[Raw records]
Begin
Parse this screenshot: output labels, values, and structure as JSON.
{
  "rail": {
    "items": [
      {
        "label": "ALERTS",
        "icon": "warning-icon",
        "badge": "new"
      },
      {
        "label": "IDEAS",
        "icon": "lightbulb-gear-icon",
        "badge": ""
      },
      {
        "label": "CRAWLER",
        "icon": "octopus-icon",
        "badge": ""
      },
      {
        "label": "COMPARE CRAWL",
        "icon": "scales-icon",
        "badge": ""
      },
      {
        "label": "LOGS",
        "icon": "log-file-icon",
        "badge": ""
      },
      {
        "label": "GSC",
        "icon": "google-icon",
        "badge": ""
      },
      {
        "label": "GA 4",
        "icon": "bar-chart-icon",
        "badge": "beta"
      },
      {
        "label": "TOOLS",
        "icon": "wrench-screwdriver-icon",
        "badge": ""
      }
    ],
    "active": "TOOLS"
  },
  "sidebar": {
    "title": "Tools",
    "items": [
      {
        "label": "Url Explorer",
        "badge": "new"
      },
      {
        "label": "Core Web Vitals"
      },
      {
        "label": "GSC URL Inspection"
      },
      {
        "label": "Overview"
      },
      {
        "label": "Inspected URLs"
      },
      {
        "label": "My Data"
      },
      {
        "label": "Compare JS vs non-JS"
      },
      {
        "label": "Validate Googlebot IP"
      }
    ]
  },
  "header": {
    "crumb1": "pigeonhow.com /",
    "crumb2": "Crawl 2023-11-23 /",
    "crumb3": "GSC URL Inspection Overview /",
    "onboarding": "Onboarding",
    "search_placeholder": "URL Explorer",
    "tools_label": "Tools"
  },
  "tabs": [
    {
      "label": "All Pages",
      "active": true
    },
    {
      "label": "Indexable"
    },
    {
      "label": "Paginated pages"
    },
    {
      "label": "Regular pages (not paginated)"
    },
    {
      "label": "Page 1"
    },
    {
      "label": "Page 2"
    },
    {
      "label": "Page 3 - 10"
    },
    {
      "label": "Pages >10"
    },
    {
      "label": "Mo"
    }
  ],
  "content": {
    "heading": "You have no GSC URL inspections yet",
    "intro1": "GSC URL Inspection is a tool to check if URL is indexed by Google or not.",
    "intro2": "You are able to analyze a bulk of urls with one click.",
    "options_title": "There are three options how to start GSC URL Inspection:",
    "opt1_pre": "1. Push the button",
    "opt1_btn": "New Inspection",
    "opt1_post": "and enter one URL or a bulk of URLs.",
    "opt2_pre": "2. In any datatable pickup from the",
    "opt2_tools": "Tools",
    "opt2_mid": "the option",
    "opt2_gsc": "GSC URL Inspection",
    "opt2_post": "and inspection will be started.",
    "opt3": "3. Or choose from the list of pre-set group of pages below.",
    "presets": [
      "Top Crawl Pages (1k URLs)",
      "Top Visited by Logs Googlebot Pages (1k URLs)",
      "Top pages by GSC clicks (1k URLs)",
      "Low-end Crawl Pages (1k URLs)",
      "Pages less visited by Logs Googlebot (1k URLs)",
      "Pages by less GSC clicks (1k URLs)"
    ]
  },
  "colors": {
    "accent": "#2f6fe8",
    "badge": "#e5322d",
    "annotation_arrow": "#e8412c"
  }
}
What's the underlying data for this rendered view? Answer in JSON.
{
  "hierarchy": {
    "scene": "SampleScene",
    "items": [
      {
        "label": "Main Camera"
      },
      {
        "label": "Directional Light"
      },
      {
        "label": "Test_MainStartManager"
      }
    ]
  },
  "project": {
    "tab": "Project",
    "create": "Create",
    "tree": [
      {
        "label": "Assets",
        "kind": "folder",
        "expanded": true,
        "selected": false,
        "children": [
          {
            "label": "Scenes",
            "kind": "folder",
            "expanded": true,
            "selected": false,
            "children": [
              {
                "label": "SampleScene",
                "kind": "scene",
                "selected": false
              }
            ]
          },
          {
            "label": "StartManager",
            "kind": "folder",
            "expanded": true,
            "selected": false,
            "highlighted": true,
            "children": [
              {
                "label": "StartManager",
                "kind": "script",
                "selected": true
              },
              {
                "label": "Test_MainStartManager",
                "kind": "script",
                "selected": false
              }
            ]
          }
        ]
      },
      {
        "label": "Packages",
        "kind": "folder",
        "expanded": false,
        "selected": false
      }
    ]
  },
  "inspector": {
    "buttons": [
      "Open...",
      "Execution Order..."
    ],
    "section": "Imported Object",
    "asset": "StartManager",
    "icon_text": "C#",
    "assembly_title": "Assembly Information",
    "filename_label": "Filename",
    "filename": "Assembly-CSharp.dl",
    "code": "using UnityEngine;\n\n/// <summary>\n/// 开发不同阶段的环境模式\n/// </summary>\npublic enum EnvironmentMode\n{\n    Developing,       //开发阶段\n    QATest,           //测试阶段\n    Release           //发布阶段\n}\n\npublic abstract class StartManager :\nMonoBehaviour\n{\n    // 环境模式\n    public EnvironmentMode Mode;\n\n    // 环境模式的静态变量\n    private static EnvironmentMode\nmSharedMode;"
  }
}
End
### SHORT PROBLEM
Take the lines above and print them exactly.

### REPLY
Parse this screenshot: output labels, values, and structure as JSON.
{
  "rail": {
    "items": [
      {
        "label": "ALERTS",
        "icon": "warning-icon",
        "badge": "new"
      },
      {
        "label": "IDEAS",
        "icon": "lightbulb-gear-icon",
        "badge": ""
      },
      {
        "label": "CRAWLER",
        "icon": "octopus-icon",
        "badge": ""
      },
      {
        "label": "COMPARE CRAWL",
        "icon": "scales-icon",
        "badge": ""
      },
      {
        "label": "LOGS",
        "icon": "log-file-icon",
        "badge": ""
      },
      {
        "label": "GSC",
        "icon": "google-icon",
        "badge": ""
      },
      {
        "label": "GA 4",
        "icon": "bar-chart-icon",
        "badge": "beta"
      },
      {
        "label": "TOOLS",
        "icon": "wrench-screwdriver-icon",
        "badge": ""
      }
    ],
    "active": "TOOLS"
  },
  "sidebar": {
    "title": "Tools",
    "items": [
      {
        "label": "Url Explorer",
        "badge": "new"
      },
      {
        "label": "Core Web Vitals"
      },
      {
        "label": "GSC URL Inspection"
      },
      {
        "label": "Overview"
      },
      {
        "label": "Inspected URLs"
      },
      {
        "label": "My Data"
      },
      {
        "label": "Compare JS vs non-JS"
      },
      {
        "label": "Validate Googlebot IP"
      }
    ]
  },
  "header": {
    "crumb1": "pigeonhow.com /",
    "crumb2": "Crawl 2023-11-23 /",
    "crumb3": "GSC URL Inspection Overview /",
    "onboarding": "Onboarding",
    "search_placeholder": "URL Explorer",
    "tools_label": "Tools"
  },
  "tabs": [
    {
      "label": "All Pages",
      "active": true
    },
    {
      "label": "Indexable"
    },
    {
      "label": "Paginated pages"
    },
    {
      "label": "Regular pages (not paginated)"
    },
    {
      "label": "Page 1"
    },
    {
      "label": "Page 2"
    },
    {
      "label": "Page 3 - 10"
    },
    {
      "label": "Pages >10"
    },
    {
      "label": "Mo"
    }
  ],
  "content": {
    "heading": "You have no GSC URL inspections yet",
    "intro1": "GSC URL Inspection is a tool to check if URL is indexed by Google or not.",
    "intro2": "You are able to analyze a bulk of urls with one click.",
    "options_title": "There are three options how to start GSC URL Inspection:",
    "opt1_pre": "1. Push the button",
    "opt1_btn": "New Inspection",
    "opt1_post": "and enter one URL or a bulk of URLs.",
    "opt2_pre": "2. In any datatable pickup from the",
    "opt2_tools": "Tools",
    "opt2_mid": "the option",
    "opt2_gsc": "GSC URL Inspection",
    "opt2_post": "and inspection will be started.",
    "opt3": "3. Or choose from the list of pre-set group of pages below.",
    "presets": [
      "Top Crawl Pages (1k URLs)",
      "Top Visited by Logs Googlebot Pages (1k URLs)",
      "Top pages by GSC clicks (1k URLs)",
      "Low-end Crawl Pages (1k URLs)",
      "Pages less visited by Logs Googlebot (1k URLs)",
      "Pages by less GSC clicks (1k URLs)"
    ]
  },
  "colors": {
    "accent": "#2f6fe8",
    "badge": "#e5322d",
    "annotation_arrow": "#e8412c"
  }
}
What's the underlying data for this rendered view? Answer in JSON.
{
  "hierarchy": {
    "scene": "SampleScene",
    "items": [
      {
        "label": "Main Camera"
      },
      {
        "label": "Directional Light"
      },
      {
        "label": "Test_MainStartManager"
      }
    ]
  },
  "project": {
    "tab": "Project",
    "create": "Create",
    "tree": [
      {
        "label": "Assets",
        "kind": "folder",
        "expanded": true,
        "selected": false,
        "children": [
          {
            "label": "Scenes",
            "kind": "folder",
            "expanded": true,
            "selected": false,
            "children": [
              {
                "label": "SampleScene",
                "kind": "scene",
                "selected": false
              }
            ]
          },
          {
            "label": "StartManager",
            "kind": "folder",
            "expanded": true,
            "selected": false,
            "highlighted": true,
            "children": [
              {
                "label": "StartManager",
                "kind": "script",
                "selected": true
              },
              {
                "label": "Test_MainStartManager",
                "kind": "script",
                "selected": false
              }
            ]
          }
        ]
      },
      {
        "label": "Packages",
        "kind": "folder",
        "expanded": false,
        "selected": false
      }
    ]
  },
  "inspector": {
    "buttons": [
      "Open...",
      "Execution Order..."
    ],
    "section": "Imported Object",
    "asset": "StartManager",
    "icon_text": "C#",
    "assembly_title": "Assembly Information",
    "filename_label": "Filename",
    "filename": "Assembly-CSharp.dl",
    "code": "using UnityEngine;\n\n/// <summary>\n/// 开发不同阶段的环境模式\n/// </summary>\npublic enum EnvironmentMode\n{\n    Developing,       //开发阶段\n    QATest,           //测试阶段\n    Release           //发布阶段\n}\n\npublic abstract class StartManager :\nMonoBehaviour\n{\n    // 环境模式\n    public EnvironmentMode Mode;\n\n    // 环境模式的静态变量\n    private static EnvironmentMode\nmSharedMode;"
  }
}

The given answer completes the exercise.